→ **Objective**: Keep only those lines of the records that include the string "内孔加工及基本工时的计算".

→ **Record extracts**:
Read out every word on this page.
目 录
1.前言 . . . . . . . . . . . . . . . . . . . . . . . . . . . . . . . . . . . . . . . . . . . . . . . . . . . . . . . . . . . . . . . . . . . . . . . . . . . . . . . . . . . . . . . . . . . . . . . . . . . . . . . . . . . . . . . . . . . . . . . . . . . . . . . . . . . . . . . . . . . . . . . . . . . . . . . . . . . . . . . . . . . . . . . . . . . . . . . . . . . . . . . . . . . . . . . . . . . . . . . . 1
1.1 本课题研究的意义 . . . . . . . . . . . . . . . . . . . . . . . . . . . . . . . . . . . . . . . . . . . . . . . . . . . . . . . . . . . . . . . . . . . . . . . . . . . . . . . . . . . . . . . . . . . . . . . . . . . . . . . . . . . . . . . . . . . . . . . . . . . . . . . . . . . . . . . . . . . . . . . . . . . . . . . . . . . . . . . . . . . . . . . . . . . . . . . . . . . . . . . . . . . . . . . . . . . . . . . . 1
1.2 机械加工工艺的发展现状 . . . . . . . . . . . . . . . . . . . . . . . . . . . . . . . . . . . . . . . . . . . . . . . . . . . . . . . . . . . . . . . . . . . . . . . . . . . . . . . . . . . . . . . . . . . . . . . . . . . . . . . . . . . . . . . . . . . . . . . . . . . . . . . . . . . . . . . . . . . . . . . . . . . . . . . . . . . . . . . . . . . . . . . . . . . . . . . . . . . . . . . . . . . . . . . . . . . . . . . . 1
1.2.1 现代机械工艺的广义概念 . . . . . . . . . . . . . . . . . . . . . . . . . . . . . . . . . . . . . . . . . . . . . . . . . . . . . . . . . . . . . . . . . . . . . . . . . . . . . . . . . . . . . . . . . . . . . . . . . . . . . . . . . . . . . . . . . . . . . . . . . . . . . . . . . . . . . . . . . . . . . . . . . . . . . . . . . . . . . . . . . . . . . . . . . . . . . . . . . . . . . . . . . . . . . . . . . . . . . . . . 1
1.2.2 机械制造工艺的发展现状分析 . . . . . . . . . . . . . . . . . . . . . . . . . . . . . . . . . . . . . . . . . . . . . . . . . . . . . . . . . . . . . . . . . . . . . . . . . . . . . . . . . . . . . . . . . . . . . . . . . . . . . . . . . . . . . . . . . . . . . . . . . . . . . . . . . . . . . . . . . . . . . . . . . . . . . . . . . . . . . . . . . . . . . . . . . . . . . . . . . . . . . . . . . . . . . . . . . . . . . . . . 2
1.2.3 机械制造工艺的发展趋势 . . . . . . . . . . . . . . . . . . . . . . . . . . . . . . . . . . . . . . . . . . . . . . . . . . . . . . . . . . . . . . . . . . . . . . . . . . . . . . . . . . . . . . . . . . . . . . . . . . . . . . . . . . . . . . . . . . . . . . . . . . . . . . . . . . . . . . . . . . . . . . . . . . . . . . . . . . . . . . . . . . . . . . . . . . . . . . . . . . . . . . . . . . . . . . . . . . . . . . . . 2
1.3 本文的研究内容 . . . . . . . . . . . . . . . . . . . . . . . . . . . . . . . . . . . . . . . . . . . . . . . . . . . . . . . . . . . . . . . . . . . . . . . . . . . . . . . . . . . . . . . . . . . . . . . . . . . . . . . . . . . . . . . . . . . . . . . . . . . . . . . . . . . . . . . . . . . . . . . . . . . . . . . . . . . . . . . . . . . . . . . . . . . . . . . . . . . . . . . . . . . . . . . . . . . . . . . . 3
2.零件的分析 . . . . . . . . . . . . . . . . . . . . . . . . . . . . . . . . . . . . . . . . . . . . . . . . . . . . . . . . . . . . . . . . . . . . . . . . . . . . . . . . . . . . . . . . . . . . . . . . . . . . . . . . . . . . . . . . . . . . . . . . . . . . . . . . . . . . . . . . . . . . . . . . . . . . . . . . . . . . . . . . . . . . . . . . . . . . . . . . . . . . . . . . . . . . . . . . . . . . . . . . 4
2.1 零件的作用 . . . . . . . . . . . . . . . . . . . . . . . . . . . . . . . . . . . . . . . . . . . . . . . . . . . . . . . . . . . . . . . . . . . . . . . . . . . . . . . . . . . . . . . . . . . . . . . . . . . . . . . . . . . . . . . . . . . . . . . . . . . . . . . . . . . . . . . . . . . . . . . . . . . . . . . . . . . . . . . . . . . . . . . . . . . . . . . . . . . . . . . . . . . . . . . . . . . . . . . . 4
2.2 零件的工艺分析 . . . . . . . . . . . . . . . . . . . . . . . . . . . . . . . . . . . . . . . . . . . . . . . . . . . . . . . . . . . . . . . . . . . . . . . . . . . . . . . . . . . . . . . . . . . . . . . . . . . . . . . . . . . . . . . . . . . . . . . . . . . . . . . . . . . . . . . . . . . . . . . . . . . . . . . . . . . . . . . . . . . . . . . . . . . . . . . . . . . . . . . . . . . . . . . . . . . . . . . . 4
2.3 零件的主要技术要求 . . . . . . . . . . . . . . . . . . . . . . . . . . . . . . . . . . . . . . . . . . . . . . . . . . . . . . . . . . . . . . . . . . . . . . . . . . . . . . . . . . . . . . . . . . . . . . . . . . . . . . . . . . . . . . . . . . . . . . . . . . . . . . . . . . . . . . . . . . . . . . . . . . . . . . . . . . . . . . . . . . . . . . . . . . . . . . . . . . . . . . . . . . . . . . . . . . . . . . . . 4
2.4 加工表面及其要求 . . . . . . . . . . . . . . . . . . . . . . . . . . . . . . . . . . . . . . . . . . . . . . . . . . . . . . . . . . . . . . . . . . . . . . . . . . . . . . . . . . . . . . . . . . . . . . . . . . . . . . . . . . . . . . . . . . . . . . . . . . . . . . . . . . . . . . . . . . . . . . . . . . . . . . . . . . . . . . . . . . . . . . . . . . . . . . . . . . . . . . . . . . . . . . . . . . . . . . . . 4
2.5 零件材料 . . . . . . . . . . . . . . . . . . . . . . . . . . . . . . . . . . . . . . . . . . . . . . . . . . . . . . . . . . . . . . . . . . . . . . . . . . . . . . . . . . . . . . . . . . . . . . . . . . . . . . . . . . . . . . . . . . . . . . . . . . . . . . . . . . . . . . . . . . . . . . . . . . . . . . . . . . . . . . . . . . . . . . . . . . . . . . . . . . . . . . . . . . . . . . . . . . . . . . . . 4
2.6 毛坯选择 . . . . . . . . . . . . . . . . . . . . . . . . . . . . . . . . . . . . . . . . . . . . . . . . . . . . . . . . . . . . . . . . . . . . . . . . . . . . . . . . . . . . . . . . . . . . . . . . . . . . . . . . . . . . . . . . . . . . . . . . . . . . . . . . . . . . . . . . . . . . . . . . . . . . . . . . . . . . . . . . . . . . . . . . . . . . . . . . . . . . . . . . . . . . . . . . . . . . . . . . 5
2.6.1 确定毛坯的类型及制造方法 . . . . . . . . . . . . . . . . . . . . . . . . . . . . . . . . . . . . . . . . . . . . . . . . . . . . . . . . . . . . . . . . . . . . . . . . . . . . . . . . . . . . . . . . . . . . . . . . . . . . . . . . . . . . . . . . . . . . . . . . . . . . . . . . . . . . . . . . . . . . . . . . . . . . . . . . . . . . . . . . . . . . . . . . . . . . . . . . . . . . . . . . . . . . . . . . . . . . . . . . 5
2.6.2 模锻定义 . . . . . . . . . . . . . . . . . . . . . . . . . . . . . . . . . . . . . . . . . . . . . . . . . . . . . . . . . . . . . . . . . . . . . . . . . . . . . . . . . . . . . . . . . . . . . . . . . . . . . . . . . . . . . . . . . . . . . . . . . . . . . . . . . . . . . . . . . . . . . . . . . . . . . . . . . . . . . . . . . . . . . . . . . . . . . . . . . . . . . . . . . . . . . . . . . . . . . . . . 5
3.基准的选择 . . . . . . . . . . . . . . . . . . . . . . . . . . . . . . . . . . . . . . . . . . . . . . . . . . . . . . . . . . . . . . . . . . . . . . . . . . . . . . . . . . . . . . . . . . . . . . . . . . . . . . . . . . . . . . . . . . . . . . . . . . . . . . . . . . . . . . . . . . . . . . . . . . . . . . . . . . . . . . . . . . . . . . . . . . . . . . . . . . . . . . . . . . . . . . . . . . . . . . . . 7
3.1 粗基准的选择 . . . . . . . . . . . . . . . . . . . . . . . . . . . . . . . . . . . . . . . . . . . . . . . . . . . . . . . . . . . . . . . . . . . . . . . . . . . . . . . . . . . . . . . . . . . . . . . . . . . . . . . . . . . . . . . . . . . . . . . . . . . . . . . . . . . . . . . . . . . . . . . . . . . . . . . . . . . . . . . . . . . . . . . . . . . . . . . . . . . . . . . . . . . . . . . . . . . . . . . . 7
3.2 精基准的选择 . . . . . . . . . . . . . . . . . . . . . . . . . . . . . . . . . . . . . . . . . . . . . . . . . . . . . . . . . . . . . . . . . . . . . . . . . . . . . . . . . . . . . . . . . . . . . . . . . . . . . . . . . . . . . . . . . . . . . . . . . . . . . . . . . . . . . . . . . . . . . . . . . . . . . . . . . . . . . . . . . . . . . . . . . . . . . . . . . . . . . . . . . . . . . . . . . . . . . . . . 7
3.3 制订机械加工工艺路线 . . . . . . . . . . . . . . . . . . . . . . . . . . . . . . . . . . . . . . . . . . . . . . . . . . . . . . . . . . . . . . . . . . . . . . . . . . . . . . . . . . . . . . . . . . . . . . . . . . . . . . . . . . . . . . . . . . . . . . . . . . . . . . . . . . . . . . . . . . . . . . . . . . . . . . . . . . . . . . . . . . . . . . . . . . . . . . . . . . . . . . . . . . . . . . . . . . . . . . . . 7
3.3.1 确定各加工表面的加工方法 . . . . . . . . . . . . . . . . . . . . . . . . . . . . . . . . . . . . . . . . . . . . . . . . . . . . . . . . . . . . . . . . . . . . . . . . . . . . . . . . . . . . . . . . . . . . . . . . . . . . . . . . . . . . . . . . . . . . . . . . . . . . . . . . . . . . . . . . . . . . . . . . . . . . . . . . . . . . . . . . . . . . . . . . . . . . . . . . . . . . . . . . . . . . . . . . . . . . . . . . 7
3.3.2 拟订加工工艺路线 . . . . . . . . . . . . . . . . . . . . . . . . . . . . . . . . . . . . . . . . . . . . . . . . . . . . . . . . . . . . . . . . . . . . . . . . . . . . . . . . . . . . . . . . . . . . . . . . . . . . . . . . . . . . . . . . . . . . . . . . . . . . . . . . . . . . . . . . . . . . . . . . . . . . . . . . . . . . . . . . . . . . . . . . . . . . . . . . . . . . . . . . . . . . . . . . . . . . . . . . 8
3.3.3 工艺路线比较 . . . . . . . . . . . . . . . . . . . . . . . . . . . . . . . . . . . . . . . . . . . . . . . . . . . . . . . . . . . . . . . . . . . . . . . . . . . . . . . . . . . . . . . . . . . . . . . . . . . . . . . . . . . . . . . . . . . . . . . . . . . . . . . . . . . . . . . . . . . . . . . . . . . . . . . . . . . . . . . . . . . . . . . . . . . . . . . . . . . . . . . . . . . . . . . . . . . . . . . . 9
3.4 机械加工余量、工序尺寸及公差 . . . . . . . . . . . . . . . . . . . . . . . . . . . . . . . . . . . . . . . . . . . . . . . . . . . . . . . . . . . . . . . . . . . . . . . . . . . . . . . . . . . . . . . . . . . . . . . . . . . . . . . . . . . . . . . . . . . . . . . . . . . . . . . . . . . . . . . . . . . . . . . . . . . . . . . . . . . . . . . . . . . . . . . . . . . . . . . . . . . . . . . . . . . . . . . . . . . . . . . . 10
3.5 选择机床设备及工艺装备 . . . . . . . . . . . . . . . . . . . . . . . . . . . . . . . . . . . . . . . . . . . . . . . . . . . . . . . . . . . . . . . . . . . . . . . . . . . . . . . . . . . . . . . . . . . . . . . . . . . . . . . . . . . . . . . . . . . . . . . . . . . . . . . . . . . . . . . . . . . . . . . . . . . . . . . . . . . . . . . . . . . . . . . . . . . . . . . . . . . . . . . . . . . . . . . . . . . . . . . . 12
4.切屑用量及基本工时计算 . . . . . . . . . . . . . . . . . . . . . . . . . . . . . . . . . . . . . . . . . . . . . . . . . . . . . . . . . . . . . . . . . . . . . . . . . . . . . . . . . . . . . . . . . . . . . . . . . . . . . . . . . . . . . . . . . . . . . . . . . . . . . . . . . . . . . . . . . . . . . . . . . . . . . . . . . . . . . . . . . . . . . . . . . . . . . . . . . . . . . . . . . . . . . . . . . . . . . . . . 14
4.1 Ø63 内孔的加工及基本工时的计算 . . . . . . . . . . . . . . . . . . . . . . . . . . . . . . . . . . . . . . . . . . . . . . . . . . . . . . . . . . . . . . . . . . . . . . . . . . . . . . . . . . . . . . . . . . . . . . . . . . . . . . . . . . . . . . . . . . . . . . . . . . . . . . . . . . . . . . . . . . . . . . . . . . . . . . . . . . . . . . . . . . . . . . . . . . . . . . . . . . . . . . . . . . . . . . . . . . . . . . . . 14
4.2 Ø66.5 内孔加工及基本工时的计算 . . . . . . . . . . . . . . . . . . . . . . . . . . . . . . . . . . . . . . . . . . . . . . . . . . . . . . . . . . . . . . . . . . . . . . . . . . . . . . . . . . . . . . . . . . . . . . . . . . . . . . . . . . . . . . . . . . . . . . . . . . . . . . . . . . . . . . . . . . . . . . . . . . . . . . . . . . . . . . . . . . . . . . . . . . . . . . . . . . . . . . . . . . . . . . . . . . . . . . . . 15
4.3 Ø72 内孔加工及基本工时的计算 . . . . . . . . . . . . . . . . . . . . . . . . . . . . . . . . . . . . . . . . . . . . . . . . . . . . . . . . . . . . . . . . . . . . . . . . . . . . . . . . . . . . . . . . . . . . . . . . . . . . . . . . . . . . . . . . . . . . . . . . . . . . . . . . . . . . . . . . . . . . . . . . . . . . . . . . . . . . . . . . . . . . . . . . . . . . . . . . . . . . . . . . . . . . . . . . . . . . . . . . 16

→ **Answer to the task**:
4.2 Ø66.5 内孔加工及基本工时的计算 . . . . . . . . . . . . . . . . . . . . . . . . . . . . . . . . . . . . . . . . . . . . . . . . . . . . . . . . . . . . . . . . . . . . . . . . . . . . . . . . . . . . . . . . . . . . . . . . . . . . . . . . . . . . . . . . . . . . . . . . . . . . . . . . . . . . . . . . . . . . . . . . . . . . . . . . . . . . . . . . . . . . . . . . . . . . . . . . . . . . . . . . . . . . . . . . . . . . . . . . 15
4.3 Ø72 内孔加工及基本工时的计算 . . . . . . . . . . . . . . . . . . . . . . . . . . . . . . . . . . . . . . . . . . . . . . . . . . . . . . . . . . . . . . . . . . . . . . . . . . . . . . . . . . . . . . . . . . . . . . . . . . . . . . . . . . . . . . . . . . . . . . . . . . . . . . . . . . . . . . . . . . . . . . . . . . . . . . . . . . . . . . . . . . . . . . . . . . . . . . . . . . . . . . . . . . . . . . . . . . . . . . . . 16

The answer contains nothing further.